• MATERIAL TO PROCESS:
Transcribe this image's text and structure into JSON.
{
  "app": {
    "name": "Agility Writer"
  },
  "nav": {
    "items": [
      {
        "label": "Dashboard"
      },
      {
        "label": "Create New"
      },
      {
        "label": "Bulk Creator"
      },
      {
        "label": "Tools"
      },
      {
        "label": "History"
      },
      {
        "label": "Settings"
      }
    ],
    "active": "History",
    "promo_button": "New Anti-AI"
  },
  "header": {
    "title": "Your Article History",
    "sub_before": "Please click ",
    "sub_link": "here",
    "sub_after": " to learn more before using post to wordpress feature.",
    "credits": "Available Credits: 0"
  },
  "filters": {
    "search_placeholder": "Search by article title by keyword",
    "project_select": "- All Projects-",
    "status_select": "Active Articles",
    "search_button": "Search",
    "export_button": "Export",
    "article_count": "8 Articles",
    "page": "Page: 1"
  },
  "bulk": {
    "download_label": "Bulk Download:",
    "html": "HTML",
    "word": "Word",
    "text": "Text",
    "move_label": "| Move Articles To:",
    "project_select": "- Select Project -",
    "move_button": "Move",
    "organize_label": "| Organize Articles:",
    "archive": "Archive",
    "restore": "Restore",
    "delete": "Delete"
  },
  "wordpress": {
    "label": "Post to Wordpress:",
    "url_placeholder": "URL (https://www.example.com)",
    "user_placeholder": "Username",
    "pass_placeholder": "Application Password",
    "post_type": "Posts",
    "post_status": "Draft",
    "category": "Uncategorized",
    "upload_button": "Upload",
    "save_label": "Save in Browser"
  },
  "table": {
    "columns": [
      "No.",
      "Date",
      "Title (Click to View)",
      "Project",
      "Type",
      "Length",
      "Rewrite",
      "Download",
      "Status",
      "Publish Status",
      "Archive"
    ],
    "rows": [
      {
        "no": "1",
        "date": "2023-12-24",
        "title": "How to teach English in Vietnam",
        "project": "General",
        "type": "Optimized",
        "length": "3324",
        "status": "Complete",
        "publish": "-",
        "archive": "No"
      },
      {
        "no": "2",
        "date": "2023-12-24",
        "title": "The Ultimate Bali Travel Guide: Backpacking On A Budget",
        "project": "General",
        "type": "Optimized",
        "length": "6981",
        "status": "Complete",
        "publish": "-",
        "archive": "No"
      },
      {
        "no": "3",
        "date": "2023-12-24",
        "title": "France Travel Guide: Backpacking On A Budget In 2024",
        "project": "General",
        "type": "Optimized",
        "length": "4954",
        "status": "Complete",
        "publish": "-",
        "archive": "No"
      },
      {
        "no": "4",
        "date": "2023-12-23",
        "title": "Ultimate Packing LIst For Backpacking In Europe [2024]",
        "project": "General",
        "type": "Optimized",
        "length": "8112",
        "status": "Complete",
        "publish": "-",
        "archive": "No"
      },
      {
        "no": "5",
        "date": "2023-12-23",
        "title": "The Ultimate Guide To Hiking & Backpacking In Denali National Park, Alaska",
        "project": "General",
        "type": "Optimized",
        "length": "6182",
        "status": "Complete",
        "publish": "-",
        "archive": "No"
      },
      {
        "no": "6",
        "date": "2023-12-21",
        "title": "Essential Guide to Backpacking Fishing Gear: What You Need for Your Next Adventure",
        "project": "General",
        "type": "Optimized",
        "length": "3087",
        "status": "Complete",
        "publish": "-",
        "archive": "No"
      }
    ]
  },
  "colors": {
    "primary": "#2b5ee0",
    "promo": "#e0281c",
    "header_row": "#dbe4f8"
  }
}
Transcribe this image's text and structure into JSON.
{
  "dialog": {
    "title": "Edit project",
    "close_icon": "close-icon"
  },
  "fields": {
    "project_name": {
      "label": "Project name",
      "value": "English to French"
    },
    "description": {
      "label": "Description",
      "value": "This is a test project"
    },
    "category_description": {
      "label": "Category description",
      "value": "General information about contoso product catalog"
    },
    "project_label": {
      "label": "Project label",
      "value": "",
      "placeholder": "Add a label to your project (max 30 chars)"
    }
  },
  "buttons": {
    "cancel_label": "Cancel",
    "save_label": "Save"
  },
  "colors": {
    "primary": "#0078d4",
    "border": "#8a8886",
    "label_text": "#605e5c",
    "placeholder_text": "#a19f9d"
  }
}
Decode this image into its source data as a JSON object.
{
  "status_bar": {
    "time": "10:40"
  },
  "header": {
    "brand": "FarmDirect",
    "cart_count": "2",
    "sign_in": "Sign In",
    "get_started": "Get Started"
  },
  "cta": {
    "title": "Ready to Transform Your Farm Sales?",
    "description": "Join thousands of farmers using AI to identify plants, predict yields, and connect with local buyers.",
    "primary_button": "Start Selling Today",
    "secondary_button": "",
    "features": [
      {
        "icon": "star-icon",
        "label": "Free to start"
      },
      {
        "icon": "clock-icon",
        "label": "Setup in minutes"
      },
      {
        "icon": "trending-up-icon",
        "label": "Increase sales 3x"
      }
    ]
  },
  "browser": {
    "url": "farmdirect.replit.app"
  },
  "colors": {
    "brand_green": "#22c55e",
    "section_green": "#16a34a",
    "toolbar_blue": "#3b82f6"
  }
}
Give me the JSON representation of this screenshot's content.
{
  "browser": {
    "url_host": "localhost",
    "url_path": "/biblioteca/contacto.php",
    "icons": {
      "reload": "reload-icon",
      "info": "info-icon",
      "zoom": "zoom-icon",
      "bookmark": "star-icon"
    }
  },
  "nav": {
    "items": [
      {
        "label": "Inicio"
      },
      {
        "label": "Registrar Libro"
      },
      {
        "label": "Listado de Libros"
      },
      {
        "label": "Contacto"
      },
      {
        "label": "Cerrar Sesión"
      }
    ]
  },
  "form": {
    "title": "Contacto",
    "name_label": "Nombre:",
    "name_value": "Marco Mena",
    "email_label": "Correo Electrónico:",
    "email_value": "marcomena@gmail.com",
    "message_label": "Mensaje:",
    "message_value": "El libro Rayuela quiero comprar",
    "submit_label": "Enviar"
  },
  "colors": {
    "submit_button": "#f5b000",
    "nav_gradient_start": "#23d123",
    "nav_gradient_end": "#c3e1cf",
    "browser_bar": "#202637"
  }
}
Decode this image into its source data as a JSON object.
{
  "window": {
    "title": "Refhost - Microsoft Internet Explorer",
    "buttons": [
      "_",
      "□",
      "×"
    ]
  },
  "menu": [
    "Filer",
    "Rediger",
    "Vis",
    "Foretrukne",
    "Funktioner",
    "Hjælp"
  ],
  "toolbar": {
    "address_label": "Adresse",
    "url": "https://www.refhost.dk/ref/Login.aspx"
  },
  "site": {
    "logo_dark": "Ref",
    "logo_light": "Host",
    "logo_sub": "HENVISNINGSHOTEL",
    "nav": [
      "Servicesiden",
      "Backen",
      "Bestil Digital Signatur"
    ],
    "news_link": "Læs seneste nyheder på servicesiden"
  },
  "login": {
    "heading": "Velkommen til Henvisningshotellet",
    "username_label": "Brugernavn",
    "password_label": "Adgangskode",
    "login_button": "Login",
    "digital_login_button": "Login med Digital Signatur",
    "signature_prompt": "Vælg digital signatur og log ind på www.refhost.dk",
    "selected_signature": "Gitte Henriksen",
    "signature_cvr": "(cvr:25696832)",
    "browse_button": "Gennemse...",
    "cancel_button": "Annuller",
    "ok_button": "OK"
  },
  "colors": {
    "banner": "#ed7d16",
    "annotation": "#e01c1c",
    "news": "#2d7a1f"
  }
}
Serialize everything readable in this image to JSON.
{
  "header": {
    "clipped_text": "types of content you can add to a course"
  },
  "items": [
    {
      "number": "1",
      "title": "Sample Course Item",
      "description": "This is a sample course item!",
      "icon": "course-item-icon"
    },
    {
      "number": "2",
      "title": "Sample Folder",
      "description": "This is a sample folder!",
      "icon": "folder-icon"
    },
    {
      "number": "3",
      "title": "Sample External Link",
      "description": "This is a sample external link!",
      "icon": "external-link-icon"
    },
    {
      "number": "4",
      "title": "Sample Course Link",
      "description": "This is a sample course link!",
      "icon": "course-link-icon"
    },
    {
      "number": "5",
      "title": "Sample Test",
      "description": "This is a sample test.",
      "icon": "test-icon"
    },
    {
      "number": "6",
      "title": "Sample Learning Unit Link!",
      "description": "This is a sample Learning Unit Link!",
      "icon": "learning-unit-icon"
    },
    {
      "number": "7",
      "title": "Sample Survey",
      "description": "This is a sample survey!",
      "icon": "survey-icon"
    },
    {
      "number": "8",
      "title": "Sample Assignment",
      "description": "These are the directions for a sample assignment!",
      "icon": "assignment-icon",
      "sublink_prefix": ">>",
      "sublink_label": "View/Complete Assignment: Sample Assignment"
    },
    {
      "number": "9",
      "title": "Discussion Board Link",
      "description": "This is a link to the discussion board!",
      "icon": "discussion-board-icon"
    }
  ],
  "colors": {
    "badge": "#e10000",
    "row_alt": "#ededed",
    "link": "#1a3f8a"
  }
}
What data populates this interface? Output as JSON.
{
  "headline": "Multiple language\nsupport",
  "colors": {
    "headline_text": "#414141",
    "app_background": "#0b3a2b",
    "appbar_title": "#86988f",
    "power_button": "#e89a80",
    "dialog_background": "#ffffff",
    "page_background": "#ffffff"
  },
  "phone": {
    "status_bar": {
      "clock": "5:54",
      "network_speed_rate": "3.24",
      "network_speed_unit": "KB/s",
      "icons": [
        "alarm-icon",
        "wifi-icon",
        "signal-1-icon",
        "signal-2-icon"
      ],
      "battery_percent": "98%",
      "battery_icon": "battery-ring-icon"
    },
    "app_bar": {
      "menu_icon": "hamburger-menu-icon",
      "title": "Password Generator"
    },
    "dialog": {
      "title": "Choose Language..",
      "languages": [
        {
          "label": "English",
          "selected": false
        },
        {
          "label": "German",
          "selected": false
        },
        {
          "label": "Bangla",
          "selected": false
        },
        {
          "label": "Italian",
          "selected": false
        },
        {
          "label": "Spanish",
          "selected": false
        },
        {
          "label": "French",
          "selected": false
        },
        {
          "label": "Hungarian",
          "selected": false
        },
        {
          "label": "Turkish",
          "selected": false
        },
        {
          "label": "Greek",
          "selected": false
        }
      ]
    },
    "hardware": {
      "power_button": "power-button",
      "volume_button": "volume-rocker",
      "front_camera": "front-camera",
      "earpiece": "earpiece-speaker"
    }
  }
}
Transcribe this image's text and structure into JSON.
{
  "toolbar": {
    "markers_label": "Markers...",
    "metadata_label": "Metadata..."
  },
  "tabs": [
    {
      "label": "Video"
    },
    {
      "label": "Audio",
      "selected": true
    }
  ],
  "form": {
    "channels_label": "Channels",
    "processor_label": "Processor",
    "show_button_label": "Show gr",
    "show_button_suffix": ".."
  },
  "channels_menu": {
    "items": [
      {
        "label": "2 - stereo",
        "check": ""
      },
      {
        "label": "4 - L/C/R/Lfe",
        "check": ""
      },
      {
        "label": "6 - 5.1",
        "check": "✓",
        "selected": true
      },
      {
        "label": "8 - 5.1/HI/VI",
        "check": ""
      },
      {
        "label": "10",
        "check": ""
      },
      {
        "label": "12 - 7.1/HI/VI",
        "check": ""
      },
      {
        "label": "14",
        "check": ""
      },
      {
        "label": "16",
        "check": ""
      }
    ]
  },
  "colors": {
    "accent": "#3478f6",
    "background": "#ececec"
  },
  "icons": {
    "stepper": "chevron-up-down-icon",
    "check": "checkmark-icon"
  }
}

• TASK DESCRIPTION: Only lines with the word "https" should be collected from the material.

• TASK OUTPUT:
    "url_placeholder": "URL (https://www.example.com)",
    "url": "https://www.refhost.dk/ref/Login.aspx"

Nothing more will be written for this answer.